| Goal of the exercise |
Below are some records. Pull every line that contains the word "avec".
━━━━━━━━
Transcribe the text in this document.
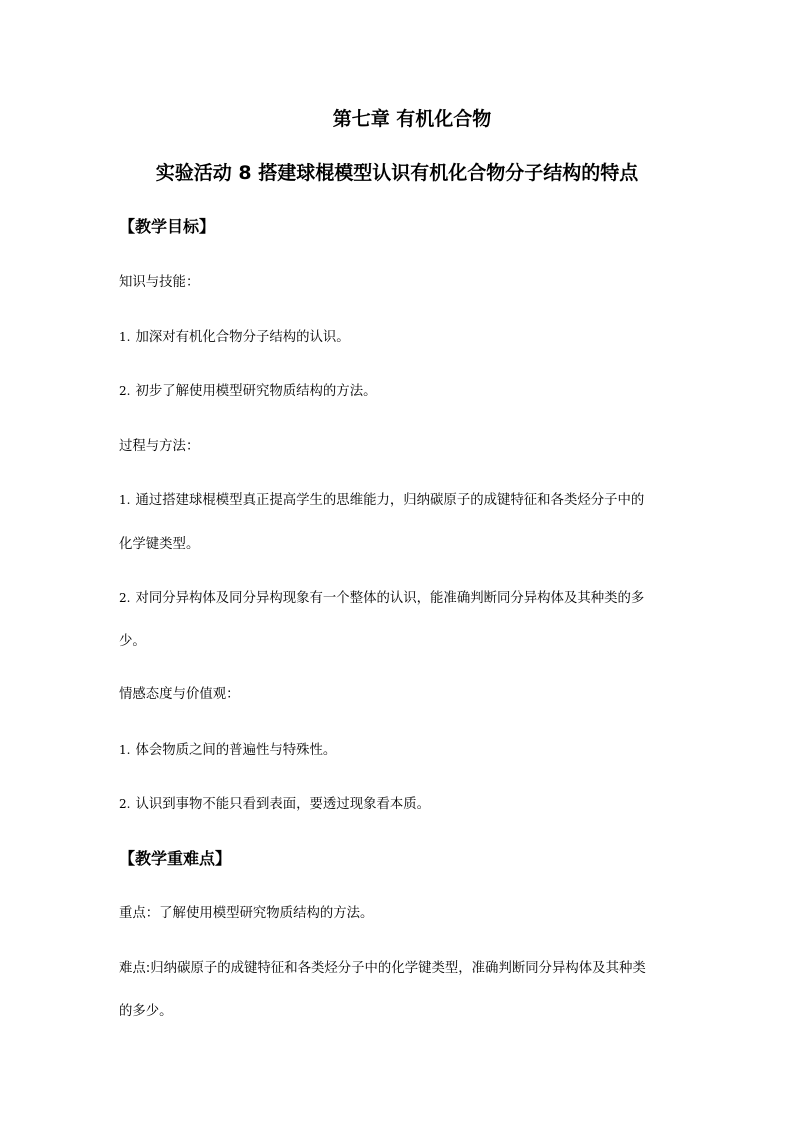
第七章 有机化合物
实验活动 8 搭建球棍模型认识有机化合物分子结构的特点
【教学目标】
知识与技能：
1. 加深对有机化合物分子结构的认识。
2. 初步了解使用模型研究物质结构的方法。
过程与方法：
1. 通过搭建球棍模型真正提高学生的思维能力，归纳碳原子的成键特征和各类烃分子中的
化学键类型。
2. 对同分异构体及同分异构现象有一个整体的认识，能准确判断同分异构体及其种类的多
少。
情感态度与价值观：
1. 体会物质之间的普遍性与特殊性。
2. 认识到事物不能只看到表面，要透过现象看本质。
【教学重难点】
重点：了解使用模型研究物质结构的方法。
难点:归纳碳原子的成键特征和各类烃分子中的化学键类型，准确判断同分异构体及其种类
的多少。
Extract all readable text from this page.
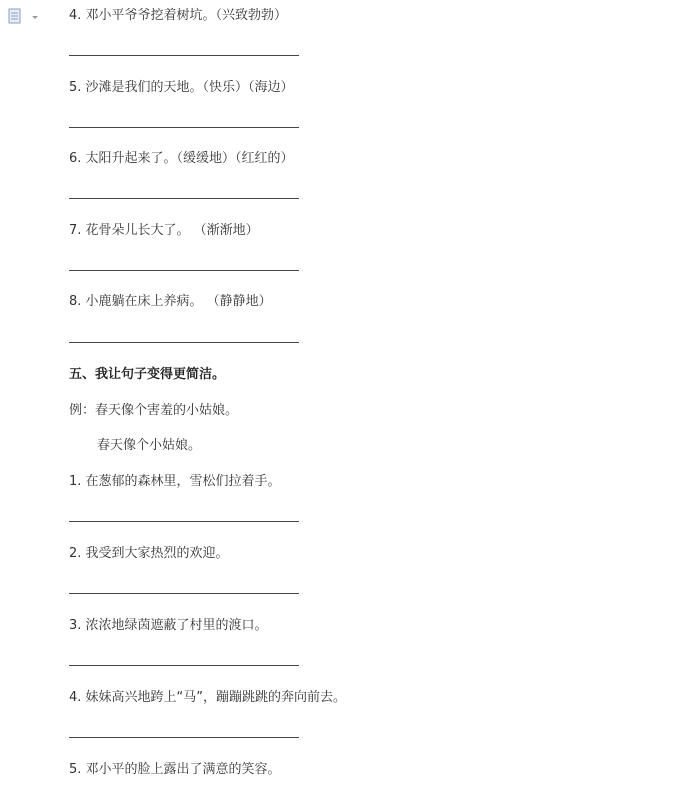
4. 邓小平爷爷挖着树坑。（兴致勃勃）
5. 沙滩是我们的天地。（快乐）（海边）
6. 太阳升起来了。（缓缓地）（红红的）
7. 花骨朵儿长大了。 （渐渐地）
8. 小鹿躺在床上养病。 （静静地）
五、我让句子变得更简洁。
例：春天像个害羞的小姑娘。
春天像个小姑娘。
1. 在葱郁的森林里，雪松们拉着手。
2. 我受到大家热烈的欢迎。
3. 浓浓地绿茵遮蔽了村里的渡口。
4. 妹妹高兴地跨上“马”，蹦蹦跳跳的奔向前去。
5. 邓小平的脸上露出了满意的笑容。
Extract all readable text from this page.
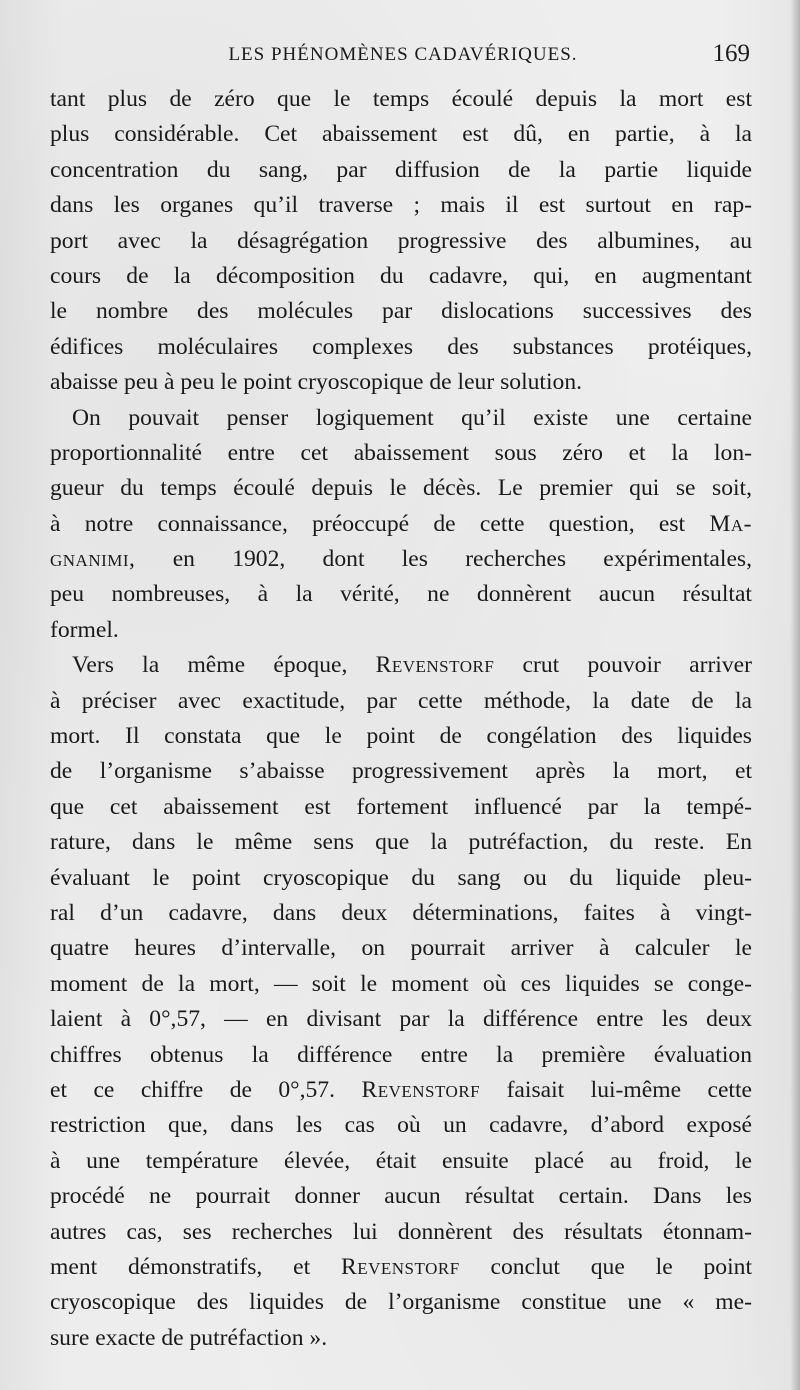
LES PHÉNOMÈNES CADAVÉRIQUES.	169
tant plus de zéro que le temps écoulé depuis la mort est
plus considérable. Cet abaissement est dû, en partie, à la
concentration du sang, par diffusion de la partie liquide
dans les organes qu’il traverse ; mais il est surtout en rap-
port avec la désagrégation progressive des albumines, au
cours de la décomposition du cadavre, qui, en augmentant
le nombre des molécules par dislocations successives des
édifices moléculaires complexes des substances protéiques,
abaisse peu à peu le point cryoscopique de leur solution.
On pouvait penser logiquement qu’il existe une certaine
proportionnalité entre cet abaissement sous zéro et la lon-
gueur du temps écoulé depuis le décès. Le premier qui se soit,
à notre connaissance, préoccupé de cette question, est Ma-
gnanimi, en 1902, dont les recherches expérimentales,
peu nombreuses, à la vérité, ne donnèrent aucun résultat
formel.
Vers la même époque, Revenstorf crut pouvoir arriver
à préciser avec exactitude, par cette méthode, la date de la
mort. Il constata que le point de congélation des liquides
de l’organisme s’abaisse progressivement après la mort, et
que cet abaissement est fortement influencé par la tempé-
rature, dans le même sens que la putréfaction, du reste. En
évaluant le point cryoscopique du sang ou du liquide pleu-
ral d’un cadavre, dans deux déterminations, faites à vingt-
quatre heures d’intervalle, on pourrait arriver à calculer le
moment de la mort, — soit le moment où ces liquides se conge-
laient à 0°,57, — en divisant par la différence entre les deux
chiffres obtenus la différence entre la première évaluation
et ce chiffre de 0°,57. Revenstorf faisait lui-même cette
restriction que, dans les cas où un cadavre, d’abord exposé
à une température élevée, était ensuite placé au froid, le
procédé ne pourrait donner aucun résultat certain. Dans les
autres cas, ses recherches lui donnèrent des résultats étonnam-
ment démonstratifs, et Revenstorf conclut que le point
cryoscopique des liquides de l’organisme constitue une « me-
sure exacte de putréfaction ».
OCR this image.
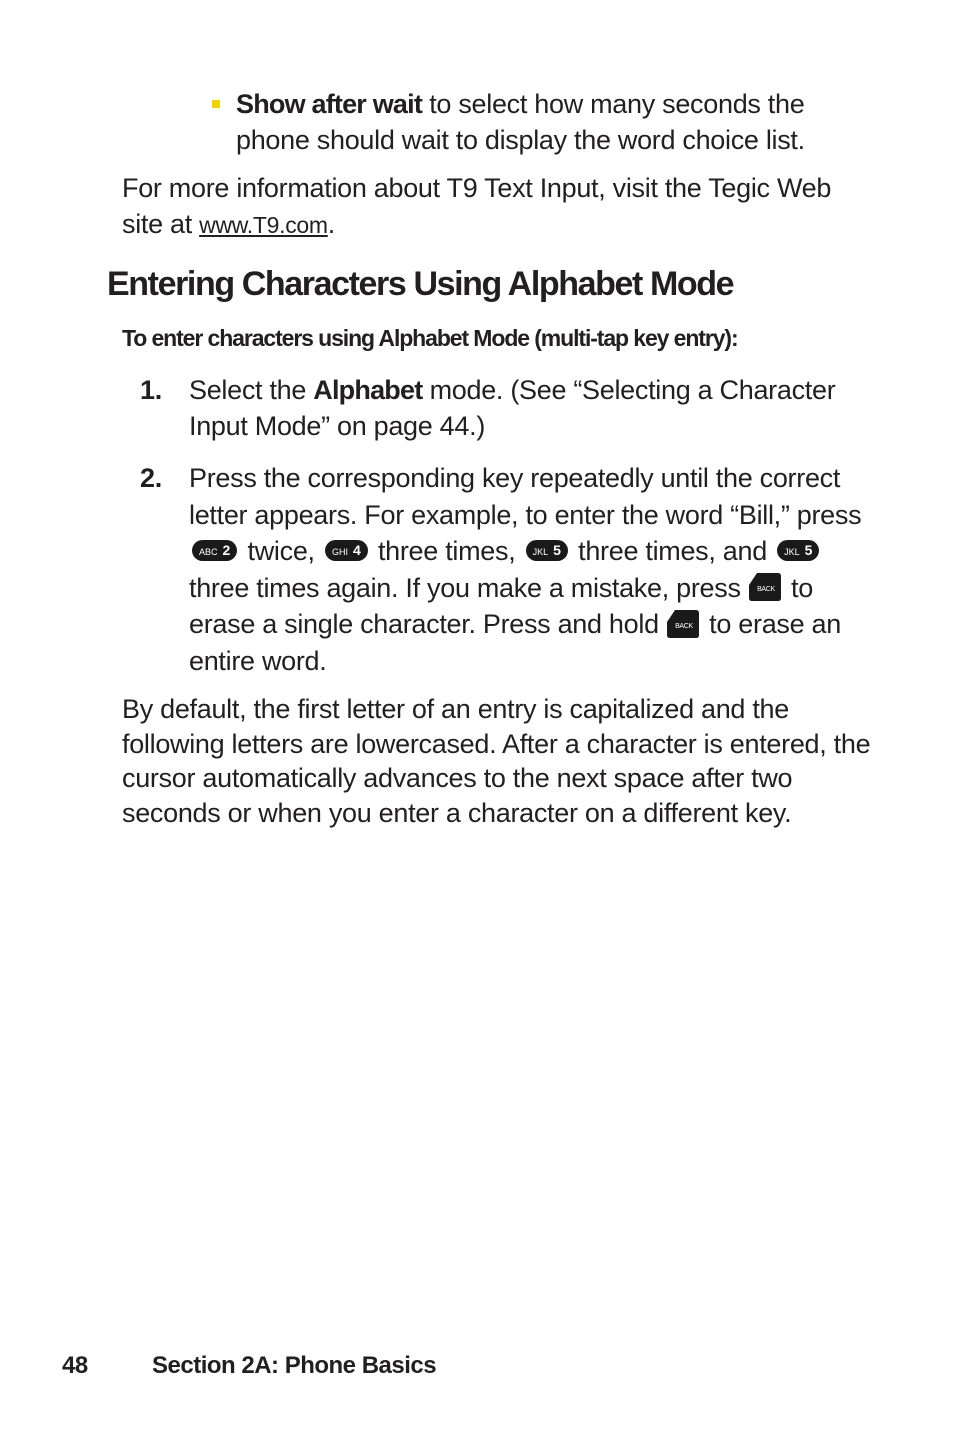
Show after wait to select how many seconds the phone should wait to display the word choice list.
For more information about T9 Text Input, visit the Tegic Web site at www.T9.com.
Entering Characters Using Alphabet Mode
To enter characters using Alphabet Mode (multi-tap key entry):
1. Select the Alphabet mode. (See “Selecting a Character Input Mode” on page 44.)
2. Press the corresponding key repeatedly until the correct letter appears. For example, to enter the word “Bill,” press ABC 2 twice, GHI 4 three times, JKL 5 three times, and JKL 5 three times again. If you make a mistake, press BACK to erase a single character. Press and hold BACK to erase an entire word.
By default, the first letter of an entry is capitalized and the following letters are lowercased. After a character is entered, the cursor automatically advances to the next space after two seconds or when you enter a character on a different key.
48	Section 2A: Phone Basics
━━━━━━━━
| Solution for this exercise |
port avec la désagrégation progressive des albumines, au
à préciser avec exactitude, par cette méthode, la date de la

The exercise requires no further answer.